**The problem**
Search the material for "name" and show all lines that contain it.

Extracted data entries:
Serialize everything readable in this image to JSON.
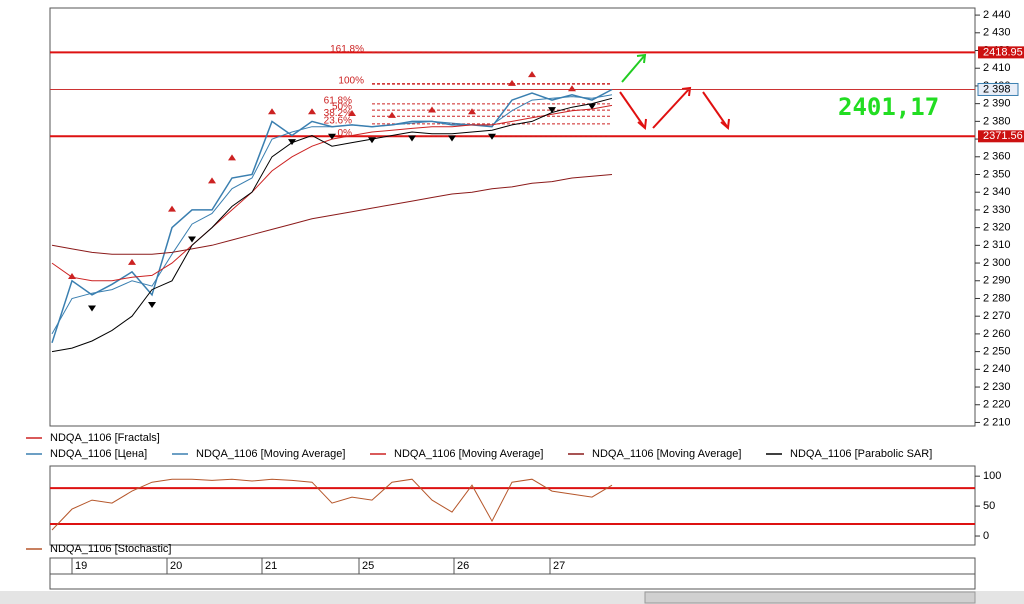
{
  "chart_data": [
    {
      "type": "line",
      "x": [
        0,
        4,
        8,
        12,
        16,
        20,
        24,
        28,
        32,
        36,
        40,
        44,
        48,
        52,
        56,
        60,
        64,
        68,
        72,
        76,
        80,
        84,
        88,
        92,
        96,
        100,
        104,
        108,
        112
      ],
      "xlim": [
        0,
        184.6
      ],
      "xticks": [
        {
          "value": 4.6,
          "label": "19"
        },
        {
          "value": 23.6,
          "label": "20"
        },
        {
          "value": 42.6,
          "label": "21"
        },
        {
          "value": 62,
          "label": "25"
        },
        {
          "value": 81,
          "label": "26"
        },
        {
          "value": 100.2,
          "label": "27"
        }
      ],
      "ylim": [
        2208,
        2444
      ],
      "yticks": [
        {
          "value": 2210,
          "label": "2 210"
        },
        {
          "value": 2220,
          "label": "2 220"
        },
        {
          "value": 2230,
          "label": "2 230"
        },
        {
          "value": 2240,
          "label": "2 240"
        },
        {
          "value": 2250,
          "label": "2 250"
        },
        {
          "value": 2260,
          "label": "2 260"
        },
        {
          "value": 2270,
          "label": "2 270"
        },
        {
          "value": 2280,
          "label": "2 280"
        },
        {
          "value": 2290,
          "label": "2 290"
        },
        {
          "value": 2300,
          "label": "2 300"
        },
        {
          "value": 2310,
          "label": "2 310"
        },
        {
          "value": 2320,
          "label": "2 320"
        },
        {
          "value": 2330,
          "label": "2 330"
        },
        {
          "value": 2340,
          "label": "2 340"
        },
        {
          "value": 2350,
          "label": "2 350"
        },
        {
          "value": 2360,
          "label": "2 360"
        },
        {
          "value": 2370,
          "label": "2 370"
        },
        {
          "value": 2380,
          "label": "2 380"
        },
        {
          "value": 2390,
          "label": "2 390"
        },
        {
          "value": 2400,
          "label": "2 400"
        },
        {
          "value": 2410,
          "label": "2 410"
        },
        {
          "value": 2420,
          "label": "2 420"
        },
        {
          "value": 2430,
          "label": "2 430"
        },
        {
          "value": 2440,
          "label": "2 440"
        }
      ],
      "series": [
        {
          "name": "NDQA_1106 [Fractals]",
          "color": "#cc2222",
          "marker": "fractal",
          "values": [
            null,
            2291,
            2276,
            null,
            2299,
            2278,
            2329,
            2315,
            2345,
            2358,
            null,
            2384,
            2370,
            2384,
            2373,
            2383,
            2371,
            2382,
            2372,
            2385,
            2372,
            2384,
            2373,
            2400,
            2405,
            2388,
            2397,
            2390,
            null
          ]
        },
        {
          "name": "NDQA_1106 [Цена]",
          "color": "#3a7fb0",
          "values": [
            2255,
            2290,
            2282,
            2288,
            2295,
            2282,
            2320,
            2330,
            2330,
            2348,
            2350,
            2380,
            2372,
            2380,
            2377,
            2378,
            2377,
            2378,
            2380,
            2380,
            2378,
            2378,
            2377,
            2392,
            2396,
            2392,
            2395,
            2392,
            2398
          ]
        },
        {
          "name": "NDQA_1106 [Moving Average]",
          "color": "#3a7fb0",
          "values": [
            2260,
            2280,
            2283,
            2285,
            2290,
            2287,
            2305,
            2322,
            2328,
            2342,
            2348,
            2370,
            2374,
            2377,
            2377,
            2378,
            2377,
            2378,
            2379,
            2380,
            2379,
            2378,
            2378,
            2386,
            2392,
            2393,
            2394,
            2393,
            2395
          ]
        },
        {
          "name": "NDQA_1106 [Moving Average]",
          "color": "#cc2222",
          "values": [
            2300,
            2292,
            2290,
            2290,
            2292,
            2293,
            2300,
            2310,
            2320,
            2330,
            2340,
            2352,
            2360,
            2366,
            2370,
            2372,
            2374,
            2375,
            2376,
            2377,
            2377,
            2378,
            2378,
            2380,
            2382,
            2384,
            2386,
            2387,
            2389
          ]
        },
        {
          "name": "NDQA_1106 [Moving Average]",
          "color": "#8b1a1a",
          "values": [
            2310,
            2308,
            2306,
            2305,
            2305,
            2305,
            2306,
            2308,
            2310,
            2313,
            2316,
            2319,
            2322,
            2325,
            2327,
            2329,
            2331,
            2333,
            2335,
            2337,
            2339,
            2340,
            2342,
            2343,
            2345,
            2346,
            2348,
            2349,
            2350
          ]
        },
        {
          "name": "NDQA_1106 [Parabolic SAR]",
          "color": "#000000",
          "values": [
            2250,
            2252,
            2256,
            2262,
            2270,
            2285,
            2290,
            2310,
            2320,
            2332,
            2340,
            2360,
            2368,
            2372,
            2366,
            2368,
            2370,
            2372,
            2374,
            2373,
            2373,
            2374,
            2375,
            2378,
            2380,
            2385,
            2388,
            2390,
            2393
          ]
        }
      ],
      "levels": [
        {
          "value": 2418.95,
          "label": "2418.95"
        },
        {
          "value": 2371.56,
          "label": "2371.56"
        }
      ],
      "price_label": {
        "value": 2398,
        "label": "2 398"
      },
      "fib_levels": [
        {
          "label": "161.8%",
          "value": 2418.95
        },
        {
          "label": "100%",
          "value": 2401.17
        },
        {
          "label": "61.8%",
          "value": 2389.86
        },
        {
          "label": "50%",
          "value": 2386.37
        },
        {
          "label": "38.2%",
          "value": 2382.87
        },
        {
          "label": "23.6%",
          "value": 2378.55
        },
        {
          "label": "0%",
          "value": 2371.56
        }
      ],
      "annotation": "2401,17"
    },
    {
      "type": "line",
      "x": [
        0,
        4,
        8,
        12,
        16,
        20,
        24,
        28,
        32,
        36,
        40,
        44,
        48,
        52,
        56,
        60,
        64,
        68,
        72,
        76,
        80,
        84,
        88,
        92,
        96,
        100,
        104,
        108,
        112
      ],
      "xlim": [
        0,
        184.6
      ],
      "ylim": [
        -15,
        117
      ],
      "yticks": [
        0,
        50,
        100
      ],
      "levels": [
        80,
        20
      ],
      "series": [
        {
          "name": "NDQA_1106 [Stochastic]",
          "color": "#b5562a",
          "values": [
            10,
            45,
            60,
            55,
            75,
            90,
            95,
            95,
            93,
            95,
            92,
            95,
            93,
            90,
            55,
            65,
            60,
            90,
            95,
            60,
            40,
            85,
            25,
            90,
            95,
            75,
            70,
            65,
            85
          ]
        }
      ]
    }
  ]
}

**Result of the task**
          "name": "NDQA_1106 [Fractals]",
          "name": "NDQA_1106 [Цена]",
          "name": "NDQA_1106 [Moving Average]",
          "name": "NDQA_1106 [Moving Average]",
          "name": "NDQA_1106 [Moving Average]",
          "name": "NDQA_1106 [Parabolic SAR]",
          "name": "NDQA_1106 [Stochastic]",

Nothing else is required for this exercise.